WHAT IS EXPECTED – Within the material below, find each line bearing the word "close" and present it.

Stored data entries –

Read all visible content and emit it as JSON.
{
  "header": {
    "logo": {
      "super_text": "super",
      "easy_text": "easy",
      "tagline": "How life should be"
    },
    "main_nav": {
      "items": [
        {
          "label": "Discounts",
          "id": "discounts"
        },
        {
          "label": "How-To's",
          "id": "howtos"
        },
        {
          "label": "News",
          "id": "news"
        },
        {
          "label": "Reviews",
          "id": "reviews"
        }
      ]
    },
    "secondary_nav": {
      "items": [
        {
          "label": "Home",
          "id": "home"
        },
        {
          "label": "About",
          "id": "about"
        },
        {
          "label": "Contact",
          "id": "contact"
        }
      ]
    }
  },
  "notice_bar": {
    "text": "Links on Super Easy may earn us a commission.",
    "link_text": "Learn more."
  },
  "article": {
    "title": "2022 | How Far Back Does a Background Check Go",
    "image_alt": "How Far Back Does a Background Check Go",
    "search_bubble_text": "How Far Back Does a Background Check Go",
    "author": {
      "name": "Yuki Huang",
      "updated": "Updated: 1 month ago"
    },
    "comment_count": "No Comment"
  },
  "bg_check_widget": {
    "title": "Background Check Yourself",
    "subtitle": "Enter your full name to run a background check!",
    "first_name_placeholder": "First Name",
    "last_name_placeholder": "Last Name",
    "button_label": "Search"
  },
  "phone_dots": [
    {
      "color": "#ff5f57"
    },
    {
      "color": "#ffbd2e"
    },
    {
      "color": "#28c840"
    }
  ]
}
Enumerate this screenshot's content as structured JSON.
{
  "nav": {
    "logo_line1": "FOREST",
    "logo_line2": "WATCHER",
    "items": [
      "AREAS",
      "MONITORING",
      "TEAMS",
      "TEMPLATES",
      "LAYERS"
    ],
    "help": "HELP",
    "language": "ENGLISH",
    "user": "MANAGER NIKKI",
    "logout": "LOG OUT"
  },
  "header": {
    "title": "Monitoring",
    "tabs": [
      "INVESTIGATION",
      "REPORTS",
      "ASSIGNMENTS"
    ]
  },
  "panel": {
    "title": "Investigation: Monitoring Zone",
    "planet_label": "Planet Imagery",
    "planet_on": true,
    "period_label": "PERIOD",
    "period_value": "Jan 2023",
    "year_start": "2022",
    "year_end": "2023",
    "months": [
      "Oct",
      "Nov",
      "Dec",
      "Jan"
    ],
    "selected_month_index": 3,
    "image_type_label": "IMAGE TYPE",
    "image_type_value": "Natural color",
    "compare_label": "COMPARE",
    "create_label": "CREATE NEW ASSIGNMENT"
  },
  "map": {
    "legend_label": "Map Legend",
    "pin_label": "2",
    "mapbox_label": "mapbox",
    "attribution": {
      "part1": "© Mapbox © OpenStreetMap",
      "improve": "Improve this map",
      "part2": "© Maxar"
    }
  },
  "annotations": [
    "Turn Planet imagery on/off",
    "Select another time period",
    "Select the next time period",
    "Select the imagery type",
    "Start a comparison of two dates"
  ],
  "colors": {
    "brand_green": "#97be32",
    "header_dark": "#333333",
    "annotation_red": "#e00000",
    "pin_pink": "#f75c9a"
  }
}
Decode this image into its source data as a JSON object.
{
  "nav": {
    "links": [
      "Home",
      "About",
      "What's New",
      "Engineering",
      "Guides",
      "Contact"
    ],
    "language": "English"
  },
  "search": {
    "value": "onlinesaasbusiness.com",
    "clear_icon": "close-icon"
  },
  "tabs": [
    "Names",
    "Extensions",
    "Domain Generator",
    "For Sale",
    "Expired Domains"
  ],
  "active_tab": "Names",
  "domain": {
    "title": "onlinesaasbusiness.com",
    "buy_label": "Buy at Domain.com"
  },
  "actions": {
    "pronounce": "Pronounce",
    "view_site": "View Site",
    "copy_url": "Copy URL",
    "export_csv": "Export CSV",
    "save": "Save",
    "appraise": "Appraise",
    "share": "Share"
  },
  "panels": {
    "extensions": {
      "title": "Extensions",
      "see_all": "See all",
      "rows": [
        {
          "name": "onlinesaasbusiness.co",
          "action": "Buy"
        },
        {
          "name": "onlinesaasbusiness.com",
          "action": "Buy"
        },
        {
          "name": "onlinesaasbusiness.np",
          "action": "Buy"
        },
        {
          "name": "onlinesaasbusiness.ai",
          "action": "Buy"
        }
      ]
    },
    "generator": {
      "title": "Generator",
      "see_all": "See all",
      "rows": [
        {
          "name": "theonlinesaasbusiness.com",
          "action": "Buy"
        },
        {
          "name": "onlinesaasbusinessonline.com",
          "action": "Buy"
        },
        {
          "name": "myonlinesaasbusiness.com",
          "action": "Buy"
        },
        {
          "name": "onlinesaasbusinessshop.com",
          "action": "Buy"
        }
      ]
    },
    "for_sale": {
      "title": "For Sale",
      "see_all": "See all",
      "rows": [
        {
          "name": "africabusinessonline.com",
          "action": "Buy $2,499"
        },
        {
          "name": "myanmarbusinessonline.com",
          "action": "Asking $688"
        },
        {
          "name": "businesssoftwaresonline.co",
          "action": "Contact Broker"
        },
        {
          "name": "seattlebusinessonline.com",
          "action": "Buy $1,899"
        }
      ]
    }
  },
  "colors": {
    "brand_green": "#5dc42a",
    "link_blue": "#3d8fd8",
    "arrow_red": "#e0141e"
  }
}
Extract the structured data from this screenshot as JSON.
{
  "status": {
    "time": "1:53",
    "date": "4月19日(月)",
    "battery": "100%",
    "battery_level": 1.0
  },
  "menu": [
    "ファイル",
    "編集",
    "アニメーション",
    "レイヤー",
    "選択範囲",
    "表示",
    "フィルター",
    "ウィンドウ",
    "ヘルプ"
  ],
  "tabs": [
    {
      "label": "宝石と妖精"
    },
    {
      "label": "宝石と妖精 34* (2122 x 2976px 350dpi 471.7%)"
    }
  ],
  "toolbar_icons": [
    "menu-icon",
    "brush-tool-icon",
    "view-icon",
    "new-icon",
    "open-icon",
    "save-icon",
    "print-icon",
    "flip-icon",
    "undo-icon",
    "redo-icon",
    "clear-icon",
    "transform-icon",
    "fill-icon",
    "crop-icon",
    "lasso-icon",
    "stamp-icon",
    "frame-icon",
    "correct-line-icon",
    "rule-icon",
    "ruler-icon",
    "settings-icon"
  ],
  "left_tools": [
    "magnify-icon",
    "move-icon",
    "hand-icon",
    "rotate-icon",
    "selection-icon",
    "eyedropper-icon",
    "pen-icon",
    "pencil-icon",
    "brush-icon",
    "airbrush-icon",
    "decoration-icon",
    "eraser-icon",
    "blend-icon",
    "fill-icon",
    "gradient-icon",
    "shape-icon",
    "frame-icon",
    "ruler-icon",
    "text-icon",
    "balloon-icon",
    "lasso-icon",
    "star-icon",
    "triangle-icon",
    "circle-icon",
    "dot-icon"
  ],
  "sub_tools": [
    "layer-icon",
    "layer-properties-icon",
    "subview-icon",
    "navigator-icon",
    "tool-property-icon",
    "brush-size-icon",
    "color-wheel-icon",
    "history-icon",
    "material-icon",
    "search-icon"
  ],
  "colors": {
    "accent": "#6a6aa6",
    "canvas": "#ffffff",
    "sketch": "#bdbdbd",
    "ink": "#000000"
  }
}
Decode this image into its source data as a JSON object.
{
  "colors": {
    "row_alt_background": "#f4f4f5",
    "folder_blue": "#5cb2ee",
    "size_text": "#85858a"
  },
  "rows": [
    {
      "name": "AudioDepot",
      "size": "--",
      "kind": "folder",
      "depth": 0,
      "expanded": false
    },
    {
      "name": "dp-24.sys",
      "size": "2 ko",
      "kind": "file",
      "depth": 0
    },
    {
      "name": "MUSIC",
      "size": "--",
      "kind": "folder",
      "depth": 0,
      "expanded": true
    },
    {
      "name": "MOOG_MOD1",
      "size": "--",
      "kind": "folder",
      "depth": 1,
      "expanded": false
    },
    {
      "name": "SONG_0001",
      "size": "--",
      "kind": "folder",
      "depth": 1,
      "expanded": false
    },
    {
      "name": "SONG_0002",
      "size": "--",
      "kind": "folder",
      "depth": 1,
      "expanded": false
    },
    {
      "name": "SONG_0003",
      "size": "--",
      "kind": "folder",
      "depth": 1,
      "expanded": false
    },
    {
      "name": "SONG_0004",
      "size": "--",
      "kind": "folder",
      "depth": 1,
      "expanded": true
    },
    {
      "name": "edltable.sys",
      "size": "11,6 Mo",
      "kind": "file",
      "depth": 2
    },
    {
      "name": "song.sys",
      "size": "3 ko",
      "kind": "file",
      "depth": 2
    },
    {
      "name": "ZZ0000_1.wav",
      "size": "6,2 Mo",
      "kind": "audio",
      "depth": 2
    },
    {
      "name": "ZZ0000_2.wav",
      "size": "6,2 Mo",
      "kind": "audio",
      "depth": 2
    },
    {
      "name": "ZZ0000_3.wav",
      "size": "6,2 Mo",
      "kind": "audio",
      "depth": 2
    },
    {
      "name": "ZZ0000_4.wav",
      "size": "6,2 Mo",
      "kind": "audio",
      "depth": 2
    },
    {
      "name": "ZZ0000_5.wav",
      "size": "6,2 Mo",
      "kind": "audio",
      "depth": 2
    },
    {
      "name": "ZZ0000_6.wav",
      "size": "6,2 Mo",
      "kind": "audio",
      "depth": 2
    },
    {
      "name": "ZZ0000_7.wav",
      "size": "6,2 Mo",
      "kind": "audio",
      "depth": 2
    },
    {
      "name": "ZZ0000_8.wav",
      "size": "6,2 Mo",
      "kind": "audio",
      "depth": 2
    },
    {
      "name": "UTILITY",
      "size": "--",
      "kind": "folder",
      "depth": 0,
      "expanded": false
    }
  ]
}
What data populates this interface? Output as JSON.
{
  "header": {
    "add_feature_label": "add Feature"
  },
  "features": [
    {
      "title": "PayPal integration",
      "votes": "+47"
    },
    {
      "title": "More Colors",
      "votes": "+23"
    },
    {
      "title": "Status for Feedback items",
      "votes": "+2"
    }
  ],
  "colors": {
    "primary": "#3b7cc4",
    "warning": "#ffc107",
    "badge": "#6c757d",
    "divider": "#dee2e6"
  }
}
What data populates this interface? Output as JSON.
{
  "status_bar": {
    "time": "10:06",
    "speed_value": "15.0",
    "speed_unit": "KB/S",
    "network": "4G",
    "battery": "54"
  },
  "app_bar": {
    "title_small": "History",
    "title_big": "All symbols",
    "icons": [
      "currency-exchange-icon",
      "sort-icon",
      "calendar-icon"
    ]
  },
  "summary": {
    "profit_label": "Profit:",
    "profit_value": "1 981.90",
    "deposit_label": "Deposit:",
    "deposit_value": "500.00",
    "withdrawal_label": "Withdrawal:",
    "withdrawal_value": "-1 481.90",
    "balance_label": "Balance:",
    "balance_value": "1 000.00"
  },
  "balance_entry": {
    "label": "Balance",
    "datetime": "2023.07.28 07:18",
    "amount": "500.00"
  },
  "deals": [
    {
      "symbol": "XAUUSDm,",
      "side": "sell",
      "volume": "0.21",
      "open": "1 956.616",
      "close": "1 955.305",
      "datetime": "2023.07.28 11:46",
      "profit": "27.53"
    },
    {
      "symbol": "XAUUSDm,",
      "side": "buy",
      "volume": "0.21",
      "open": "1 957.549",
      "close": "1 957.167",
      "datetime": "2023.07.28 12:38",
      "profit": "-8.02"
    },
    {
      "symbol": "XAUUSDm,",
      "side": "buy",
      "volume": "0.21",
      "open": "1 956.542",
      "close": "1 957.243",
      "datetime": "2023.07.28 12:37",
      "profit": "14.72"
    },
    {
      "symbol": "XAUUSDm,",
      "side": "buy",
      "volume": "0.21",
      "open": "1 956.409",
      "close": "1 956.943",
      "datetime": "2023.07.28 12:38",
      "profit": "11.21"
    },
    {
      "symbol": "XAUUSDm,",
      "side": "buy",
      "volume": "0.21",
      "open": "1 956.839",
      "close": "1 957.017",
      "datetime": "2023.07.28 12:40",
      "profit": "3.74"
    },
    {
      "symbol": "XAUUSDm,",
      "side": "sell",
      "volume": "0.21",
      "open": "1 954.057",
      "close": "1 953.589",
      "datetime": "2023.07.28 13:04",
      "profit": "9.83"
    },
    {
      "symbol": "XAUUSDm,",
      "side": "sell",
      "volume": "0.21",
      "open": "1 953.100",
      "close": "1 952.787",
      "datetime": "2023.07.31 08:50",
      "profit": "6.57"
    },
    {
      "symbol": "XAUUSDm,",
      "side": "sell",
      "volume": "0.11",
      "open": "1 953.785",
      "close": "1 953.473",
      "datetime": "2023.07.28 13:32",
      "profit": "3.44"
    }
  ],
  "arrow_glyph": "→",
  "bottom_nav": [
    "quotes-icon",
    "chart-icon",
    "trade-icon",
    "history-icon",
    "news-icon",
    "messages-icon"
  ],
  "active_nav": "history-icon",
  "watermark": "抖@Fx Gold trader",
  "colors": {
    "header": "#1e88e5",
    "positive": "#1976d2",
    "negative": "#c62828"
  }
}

RESULT OF THE TASK –
    "clear_icon": "close-icon"
      "close": "1 955.305",
      "close": "1 957.167",
      "close": "1 957.243",
      "close": "1 956.943",
      "close": "1 957.017",
      "close": "1 953.589",
      "close": "1 952.787",
      "close": "1 953.473",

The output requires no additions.